#### [WORK REQUIRED]
Search the material and gather each line with "annotation" in it.

#### [LISTED RECORDS]
····················

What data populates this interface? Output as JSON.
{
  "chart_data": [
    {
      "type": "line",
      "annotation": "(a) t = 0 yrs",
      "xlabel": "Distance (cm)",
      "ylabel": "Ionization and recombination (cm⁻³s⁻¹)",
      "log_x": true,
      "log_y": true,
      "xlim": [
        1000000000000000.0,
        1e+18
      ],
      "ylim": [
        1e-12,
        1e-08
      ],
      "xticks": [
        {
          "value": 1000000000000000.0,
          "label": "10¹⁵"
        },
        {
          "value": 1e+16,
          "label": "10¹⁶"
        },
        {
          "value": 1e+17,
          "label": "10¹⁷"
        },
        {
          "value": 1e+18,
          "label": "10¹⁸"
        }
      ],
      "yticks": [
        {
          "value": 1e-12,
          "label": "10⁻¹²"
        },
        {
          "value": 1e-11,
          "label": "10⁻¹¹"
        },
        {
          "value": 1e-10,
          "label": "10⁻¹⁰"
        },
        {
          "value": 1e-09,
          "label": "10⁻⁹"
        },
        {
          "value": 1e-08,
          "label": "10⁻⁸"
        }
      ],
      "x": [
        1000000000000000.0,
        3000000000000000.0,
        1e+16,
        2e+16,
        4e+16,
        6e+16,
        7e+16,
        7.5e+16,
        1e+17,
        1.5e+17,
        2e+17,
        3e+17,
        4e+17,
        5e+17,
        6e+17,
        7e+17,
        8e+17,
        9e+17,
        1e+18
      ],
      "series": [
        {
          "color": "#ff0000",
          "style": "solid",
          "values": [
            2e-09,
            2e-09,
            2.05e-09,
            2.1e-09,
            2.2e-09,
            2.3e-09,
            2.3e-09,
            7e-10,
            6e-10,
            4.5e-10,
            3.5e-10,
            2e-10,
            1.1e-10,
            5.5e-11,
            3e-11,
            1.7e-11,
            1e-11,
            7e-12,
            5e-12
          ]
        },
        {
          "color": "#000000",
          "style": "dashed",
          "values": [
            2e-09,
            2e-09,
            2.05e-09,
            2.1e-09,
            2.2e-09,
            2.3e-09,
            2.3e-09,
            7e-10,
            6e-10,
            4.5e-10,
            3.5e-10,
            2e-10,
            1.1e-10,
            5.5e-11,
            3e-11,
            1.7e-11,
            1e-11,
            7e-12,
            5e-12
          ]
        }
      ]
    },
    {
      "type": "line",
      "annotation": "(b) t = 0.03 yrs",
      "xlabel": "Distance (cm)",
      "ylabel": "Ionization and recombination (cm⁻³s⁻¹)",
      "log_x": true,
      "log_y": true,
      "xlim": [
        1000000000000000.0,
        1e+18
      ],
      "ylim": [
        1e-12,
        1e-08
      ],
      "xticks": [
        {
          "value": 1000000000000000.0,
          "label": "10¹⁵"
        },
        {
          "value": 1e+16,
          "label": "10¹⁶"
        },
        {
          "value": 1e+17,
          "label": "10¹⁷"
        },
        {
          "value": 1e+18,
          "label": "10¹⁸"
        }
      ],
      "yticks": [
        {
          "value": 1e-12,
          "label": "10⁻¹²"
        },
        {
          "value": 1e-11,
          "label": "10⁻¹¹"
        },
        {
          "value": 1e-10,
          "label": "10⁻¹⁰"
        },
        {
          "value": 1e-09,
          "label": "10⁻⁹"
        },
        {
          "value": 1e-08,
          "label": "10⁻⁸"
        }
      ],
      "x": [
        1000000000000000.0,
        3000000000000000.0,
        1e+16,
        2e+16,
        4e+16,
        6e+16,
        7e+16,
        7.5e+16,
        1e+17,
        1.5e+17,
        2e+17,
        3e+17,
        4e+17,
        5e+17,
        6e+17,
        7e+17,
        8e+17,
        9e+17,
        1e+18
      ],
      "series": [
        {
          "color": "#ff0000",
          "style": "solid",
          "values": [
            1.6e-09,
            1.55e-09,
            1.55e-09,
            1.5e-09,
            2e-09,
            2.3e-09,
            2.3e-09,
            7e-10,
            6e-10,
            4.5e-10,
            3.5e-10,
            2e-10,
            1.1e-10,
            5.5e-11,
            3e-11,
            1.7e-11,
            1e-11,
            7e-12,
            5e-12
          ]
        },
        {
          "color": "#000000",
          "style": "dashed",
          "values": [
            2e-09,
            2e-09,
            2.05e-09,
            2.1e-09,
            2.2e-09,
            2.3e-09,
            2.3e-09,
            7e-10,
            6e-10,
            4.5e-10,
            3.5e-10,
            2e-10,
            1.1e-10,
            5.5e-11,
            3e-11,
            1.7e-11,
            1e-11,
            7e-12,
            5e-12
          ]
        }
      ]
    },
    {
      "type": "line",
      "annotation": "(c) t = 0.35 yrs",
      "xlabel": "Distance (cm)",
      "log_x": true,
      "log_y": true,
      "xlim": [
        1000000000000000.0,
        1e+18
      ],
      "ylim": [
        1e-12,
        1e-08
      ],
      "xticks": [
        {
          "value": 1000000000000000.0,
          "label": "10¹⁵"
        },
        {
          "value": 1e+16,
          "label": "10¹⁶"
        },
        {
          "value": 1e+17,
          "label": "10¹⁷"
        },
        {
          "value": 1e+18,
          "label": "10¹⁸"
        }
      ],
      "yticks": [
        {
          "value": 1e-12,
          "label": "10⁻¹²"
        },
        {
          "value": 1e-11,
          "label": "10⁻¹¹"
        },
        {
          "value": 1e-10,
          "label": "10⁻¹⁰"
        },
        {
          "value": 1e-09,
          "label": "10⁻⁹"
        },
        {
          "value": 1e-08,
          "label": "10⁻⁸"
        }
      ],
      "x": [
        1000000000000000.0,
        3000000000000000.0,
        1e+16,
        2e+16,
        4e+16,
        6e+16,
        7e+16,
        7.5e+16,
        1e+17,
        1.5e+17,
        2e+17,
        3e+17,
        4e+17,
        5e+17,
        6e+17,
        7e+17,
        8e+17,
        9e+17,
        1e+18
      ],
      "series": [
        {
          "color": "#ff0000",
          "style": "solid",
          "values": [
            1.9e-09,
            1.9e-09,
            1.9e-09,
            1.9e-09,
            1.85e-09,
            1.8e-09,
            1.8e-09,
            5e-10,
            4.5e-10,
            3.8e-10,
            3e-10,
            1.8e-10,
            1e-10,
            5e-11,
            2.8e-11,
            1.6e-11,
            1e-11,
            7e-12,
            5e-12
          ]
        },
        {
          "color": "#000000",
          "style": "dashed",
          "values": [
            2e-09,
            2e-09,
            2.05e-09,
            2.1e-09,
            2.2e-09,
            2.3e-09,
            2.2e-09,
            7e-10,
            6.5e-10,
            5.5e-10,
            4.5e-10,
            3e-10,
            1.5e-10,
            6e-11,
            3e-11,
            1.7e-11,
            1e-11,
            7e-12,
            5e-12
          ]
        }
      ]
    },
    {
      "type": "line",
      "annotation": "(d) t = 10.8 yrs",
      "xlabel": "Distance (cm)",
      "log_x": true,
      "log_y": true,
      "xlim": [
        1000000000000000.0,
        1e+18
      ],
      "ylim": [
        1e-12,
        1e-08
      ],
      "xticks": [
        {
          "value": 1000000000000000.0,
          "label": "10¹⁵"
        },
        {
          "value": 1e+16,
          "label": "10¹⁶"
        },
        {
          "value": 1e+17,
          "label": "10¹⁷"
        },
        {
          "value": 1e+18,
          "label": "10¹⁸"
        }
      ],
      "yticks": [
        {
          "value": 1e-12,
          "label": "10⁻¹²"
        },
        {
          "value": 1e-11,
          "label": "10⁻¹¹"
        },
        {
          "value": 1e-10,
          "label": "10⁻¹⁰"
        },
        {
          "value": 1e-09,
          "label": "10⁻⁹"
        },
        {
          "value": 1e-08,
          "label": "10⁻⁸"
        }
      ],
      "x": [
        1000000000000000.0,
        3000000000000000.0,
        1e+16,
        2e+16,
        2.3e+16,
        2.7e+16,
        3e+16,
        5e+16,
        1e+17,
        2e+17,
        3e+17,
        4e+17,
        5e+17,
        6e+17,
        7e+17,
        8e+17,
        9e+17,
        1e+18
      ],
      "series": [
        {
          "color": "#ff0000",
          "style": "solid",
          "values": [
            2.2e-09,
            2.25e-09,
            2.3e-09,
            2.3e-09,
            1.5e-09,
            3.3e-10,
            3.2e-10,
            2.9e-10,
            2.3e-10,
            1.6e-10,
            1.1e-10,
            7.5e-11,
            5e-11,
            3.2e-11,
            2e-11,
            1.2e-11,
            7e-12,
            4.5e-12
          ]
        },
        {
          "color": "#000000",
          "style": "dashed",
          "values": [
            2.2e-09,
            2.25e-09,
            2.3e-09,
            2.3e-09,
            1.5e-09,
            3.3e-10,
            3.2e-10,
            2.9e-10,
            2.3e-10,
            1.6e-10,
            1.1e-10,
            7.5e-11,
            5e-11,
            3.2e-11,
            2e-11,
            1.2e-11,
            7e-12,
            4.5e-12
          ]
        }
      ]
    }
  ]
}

····················

#### [RESULT OF THIS EXERCISE]
      "annotation": "(a) t = 0 yrs",
      "annotation": "(b) t = 0.03 yrs",
      "annotation": "(c) t = 0.35 yrs",
      "annotation": "(d) t = 10.8 yrs",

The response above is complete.